Goal:
Examine each line of the data. Copy those that contain the string "centre".

Provided material:
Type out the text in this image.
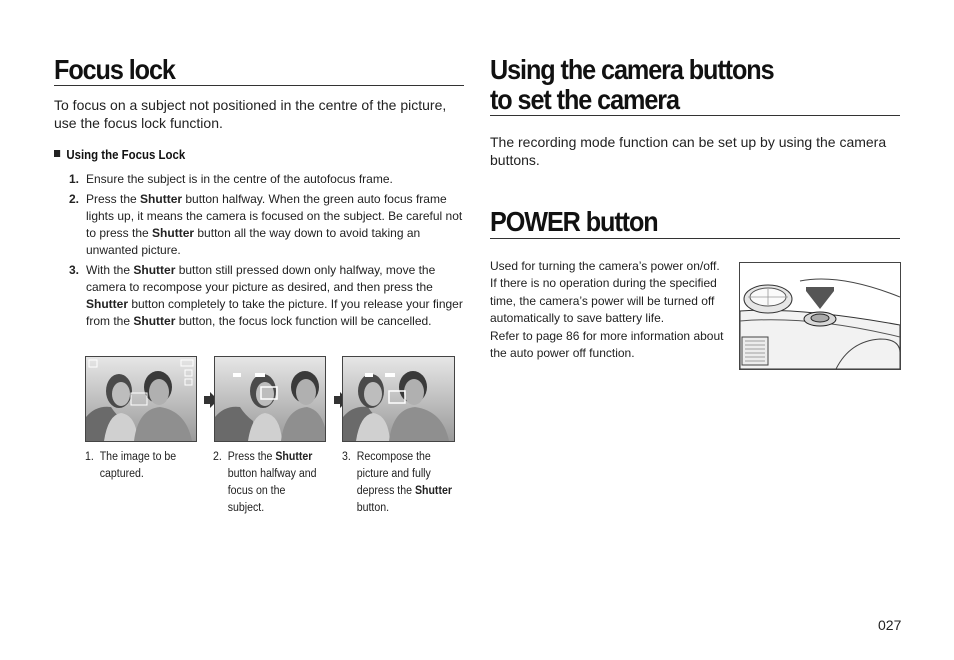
Focus lock

To focus on a subject not positioned in the centre of the picture, use the focus lock function.

Using the Focus Lock

1. Ensure the subject is in the centre of the autofocus frame.
2. Press the Shutter button halfway. When the green auto focus frame lights up, it means the camera is focused on the subject. Be careful not to press the Shutter button all the way down to avoid taking an unwanted picture.
3. With the Shutter button still pressed down only halfway, move the camera to recompose your picture as desired, and then press the Shutter button completely to take the picture. If you release your finger from the Shutter button, the focus lock function will be cancelled.
1. The image to be captured.
2. Press the Shutter button halfway and focus on the subject.
3. Recompose the picture and fully depress the Shutter button.
Using the camera buttons
to set the camera

The recording mode function can be set up by using the camera buttons.

POWER button

Used for turning the camera’s power on/off.
If there is no operation during the specified
time, the camera’s power will be turned off
automatically to save battery life.
Refer to page 86 for more information about
the auto power off function.

027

Result for this exercise:
To focus on a subject not positioned in the centre of the picture, use the focus lock function.
1. Ensure the subject is in the centre of the autofocus frame.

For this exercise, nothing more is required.